- Work to do: Every record that follows must be duplicated exactly, with images left out.

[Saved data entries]
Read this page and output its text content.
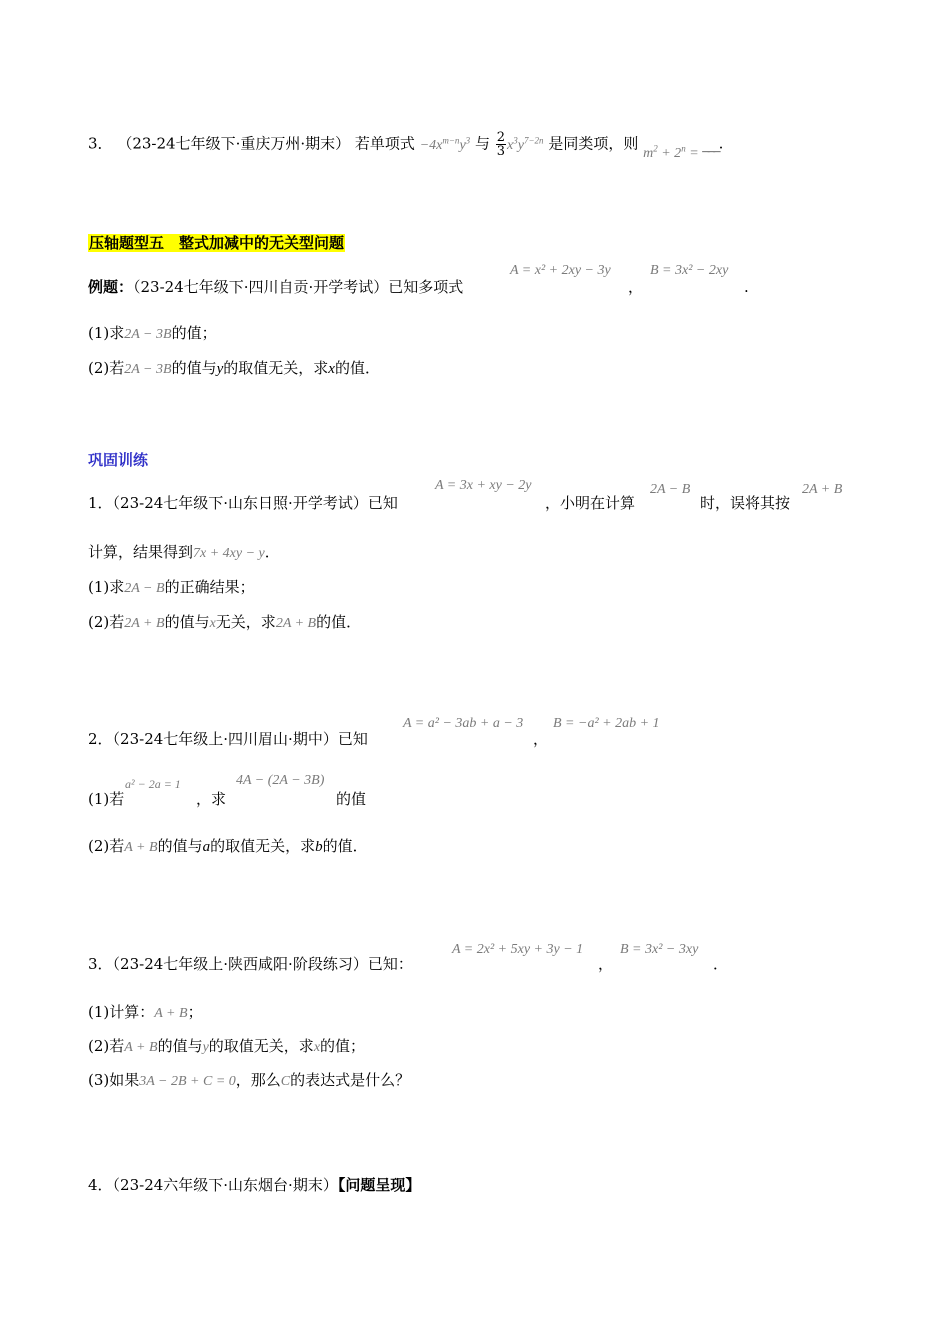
3． （23-24七年级下·重庆万州·期末） 若单项式 $-4x^{m-n}y^3$ 与 $\frac{2}{3} x^3y^{7-2n}$ 是同类项，则 $m^2 + 2^n$ = ___.
压轴题型五　整式加减中的无关型问题
例题：（23-24七年级下·四川自贡·开学考试）已知多项式
A = x² + 2xy − 3y
，
B = 3x² − 2xy
.
(1)求2A − 3B的值；
(2)若2A − 3B的值与y的取值无关，求x的值．
巩固训练
1．（23-24七年级下·山东日照·开学考试）已知
A = 3x + xy − 2y
，小明在计算
2A − B
时，误将其按
2A + B
计算，结果得到7x + 4xy − y．
(1)求2A − B的正确结果；
(2)若2A + B的值与x无关，求2A + B的值．
2．（23-24七年级上·四川眉山·期中）已知
A = a² − 3ab + a − 3
，
B = −a² + 2ab + 1
(1)若
a² − 2a = 1
，求
4A − (2A − 3B)
的值
(2)若A + B的值与a的取值无关，求b的值．
3．（23-24七年级上·陕西咸阳·阶段练习）已知：
A = 2x² + 5xy + 3y − 1
，
B = 3x² − 3xy
．
(1)计算：A + B；
(2)若A + B的值与y的取值无关，求x的值；
(3)如果3A − 2B + C = 0，那么C的表达式是什么？
4．（23-24六年级下·山东烟台·期末）【问题呈现】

- Answer to the problem:
Read this page and output its text content.
3． （23-24七年级下·重庆万州·期末） 若单项式 $-4x^{m-n}y^3$ 与 $\frac{2}{3} x^3y^{7-2n}$ 是同类项，则 $m^2 + 2^n$ = ___.
压轴题型五　整式加减中的无关型问题
例题：（23-24七年级下·四川自贡·开学考试）已知多项式
A = x² + 2xy − 3y
，
B = 3x² − 2xy
.
(1)求2A − 3B的值；
(2)若2A − 3B的值与y的取值无关，求x的值．
巩固训练
1．（23-24七年级下·山东日照·开学考试）已知
A = 3x + xy − 2y
，小明在计算
2A − B
时，误将其按
2A + B
计算，结果得到7x + 4xy − y．
(1)求2A − B的正确结果；
(2)若2A + B的值与x无关，求2A + B的值．
2．（23-24七年级上·四川眉山·期中）已知
A = a² − 3ab + a − 3
，
B = −a² + 2ab + 1
(1)若
a² − 2a = 1
，求
4A − (2A − 3B)
的值
(2)若A + B的值与a的取值无关，求b的值．
3．（23-24七年级上·陕西咸阳·阶段练习）已知：
A = 2x² + 5xy + 3y − 1
，
B = 3x² − 3xy
．
(1)计算：A + B；
(2)若A + B的值与y的取值无关，求x的值；
(3)如果3A − 2B + C = 0，那么C的表达式是什么？
4．（23-24六年级下·山东烟台·期末）【问题呈现】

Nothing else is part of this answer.